(Saved entries)
***
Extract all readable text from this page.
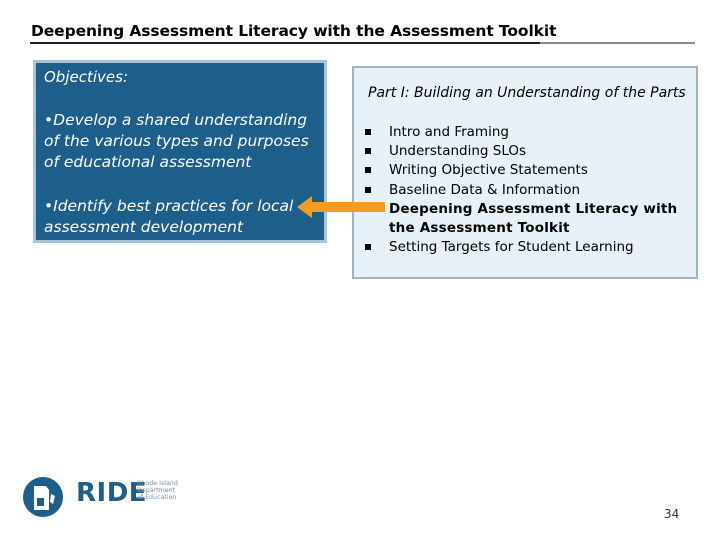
Deepening Assessment Literacy with the Assessment Toolkit
Objectives:
•Develop a shared understanding of the various types and purposes of educational assessment
•Identify best practices for local assessment development
Part I: Building an Understanding of the Parts
Intro and Framing
Understanding SLOs
Writing Objective Statements
Baseline Data & Information
Deepening Assessment Literacy with the Assessment Toolkit
Setting Targets for Student Learning
RIDE
Rhode Island
Department
of Education
34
***
● Task brief
Without the pictures, extract every entry verbatim.

● Result below
Extract all readable text from this page.
Deepening Assessment Literacy with the Assessment Toolkit
Objectives:
•Develop a shared understanding of the various types and purposes of educational assessment
•Identify best practices for local assessment development
Part I: Building an Understanding of the Parts
Intro and Framing
Understanding SLOs
Writing Objective Statements
Baseline Data & Information
Deepening Assessment Literacy with the Assessment Toolkit
Setting Targets for Student Learning
RIDE
Rhode Island
Department
of Education
34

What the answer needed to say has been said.